Task description: From the entries below, copy every line that holds the word "this".

Raw data:
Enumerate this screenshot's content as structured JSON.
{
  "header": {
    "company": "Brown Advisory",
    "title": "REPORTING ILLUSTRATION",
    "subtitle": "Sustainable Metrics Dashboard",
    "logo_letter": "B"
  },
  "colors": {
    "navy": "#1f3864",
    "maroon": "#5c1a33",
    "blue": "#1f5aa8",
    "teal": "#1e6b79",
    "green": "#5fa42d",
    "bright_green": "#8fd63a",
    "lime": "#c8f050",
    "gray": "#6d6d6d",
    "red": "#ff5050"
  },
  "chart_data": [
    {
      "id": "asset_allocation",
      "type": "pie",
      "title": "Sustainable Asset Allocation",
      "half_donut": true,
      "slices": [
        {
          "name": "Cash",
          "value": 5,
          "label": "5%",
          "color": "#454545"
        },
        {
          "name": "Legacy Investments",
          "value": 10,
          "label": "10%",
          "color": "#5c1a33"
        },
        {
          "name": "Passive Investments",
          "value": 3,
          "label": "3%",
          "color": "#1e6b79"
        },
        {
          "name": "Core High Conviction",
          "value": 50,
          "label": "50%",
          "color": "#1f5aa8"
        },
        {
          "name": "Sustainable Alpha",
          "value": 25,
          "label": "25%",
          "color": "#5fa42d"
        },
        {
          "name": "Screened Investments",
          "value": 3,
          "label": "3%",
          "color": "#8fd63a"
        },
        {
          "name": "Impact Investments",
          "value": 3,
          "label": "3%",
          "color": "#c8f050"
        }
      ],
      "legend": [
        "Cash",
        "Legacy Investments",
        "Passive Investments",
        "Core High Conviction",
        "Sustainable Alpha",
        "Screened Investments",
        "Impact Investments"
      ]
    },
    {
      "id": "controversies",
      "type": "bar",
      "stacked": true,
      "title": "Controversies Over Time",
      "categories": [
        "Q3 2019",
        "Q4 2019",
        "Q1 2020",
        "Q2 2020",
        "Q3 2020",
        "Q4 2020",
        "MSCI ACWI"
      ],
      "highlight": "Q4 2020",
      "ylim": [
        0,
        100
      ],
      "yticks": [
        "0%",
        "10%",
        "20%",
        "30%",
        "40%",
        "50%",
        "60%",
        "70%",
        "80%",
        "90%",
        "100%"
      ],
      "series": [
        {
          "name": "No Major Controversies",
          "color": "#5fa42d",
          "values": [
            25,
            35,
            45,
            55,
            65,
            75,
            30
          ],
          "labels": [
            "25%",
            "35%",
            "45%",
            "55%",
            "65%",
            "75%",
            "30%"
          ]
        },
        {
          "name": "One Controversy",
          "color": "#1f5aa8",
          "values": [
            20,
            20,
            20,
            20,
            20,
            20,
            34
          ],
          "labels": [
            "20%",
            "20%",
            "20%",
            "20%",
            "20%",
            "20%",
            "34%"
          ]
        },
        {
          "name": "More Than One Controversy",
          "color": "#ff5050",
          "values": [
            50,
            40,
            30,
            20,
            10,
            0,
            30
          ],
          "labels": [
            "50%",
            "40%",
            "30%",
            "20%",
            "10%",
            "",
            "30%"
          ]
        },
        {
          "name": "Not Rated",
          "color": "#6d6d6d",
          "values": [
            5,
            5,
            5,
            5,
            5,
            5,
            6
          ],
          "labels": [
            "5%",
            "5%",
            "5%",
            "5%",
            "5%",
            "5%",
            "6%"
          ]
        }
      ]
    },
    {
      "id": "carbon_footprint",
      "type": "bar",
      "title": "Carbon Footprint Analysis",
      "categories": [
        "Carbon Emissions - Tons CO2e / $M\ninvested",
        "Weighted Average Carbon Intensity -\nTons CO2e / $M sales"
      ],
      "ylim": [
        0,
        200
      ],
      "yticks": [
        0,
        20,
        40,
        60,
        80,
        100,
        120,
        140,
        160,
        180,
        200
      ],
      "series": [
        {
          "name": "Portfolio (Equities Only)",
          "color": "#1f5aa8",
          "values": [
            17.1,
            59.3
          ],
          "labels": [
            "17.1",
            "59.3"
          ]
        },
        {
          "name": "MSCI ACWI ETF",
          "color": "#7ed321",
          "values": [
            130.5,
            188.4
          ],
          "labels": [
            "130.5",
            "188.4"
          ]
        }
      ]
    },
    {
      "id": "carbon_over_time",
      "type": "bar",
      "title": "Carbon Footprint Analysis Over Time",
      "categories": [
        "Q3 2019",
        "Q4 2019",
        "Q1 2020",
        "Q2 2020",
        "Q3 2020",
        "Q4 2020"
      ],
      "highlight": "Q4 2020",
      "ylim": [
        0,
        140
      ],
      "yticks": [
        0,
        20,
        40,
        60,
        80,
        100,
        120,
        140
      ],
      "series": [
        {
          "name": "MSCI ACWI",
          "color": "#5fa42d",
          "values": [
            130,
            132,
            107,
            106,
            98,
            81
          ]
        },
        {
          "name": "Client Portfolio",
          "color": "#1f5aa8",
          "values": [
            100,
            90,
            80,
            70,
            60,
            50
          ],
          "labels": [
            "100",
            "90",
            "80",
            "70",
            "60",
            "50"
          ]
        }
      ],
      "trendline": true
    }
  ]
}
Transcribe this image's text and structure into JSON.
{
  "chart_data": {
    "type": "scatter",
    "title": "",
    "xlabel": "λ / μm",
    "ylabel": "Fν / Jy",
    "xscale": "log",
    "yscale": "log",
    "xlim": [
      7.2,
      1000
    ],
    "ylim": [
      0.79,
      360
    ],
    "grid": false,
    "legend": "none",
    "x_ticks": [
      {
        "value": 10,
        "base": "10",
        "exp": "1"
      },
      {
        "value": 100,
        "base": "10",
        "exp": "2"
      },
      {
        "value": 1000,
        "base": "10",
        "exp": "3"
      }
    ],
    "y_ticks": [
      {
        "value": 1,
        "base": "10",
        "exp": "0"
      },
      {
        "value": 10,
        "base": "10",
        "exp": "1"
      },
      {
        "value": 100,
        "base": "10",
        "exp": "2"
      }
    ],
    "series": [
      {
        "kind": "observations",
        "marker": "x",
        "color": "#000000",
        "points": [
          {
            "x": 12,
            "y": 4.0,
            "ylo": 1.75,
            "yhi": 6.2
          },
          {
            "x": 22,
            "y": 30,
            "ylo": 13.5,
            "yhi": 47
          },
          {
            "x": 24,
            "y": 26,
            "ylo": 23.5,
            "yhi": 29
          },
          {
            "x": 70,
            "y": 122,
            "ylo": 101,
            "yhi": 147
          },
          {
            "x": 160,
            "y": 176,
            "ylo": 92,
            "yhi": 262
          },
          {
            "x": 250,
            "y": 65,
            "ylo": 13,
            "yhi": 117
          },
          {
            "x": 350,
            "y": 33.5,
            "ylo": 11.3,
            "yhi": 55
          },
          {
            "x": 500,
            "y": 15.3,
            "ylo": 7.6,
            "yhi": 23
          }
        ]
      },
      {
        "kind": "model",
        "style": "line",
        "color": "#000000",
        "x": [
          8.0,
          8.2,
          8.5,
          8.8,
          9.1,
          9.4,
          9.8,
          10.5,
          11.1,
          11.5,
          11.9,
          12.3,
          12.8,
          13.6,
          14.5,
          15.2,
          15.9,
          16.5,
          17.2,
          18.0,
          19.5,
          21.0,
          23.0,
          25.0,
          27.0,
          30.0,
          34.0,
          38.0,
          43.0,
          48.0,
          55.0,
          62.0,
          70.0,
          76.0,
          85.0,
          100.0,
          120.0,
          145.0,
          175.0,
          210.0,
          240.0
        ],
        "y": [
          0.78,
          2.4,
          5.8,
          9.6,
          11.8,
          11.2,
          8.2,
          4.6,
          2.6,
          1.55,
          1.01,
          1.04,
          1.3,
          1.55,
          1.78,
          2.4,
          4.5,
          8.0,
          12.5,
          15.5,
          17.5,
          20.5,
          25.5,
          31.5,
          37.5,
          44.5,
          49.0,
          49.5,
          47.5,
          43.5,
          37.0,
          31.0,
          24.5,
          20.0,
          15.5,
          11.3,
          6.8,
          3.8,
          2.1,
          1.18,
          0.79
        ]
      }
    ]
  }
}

The answer:
Enumerate this screenshot's content as structured JSON.
Transcribe this image's text and structure into JSON.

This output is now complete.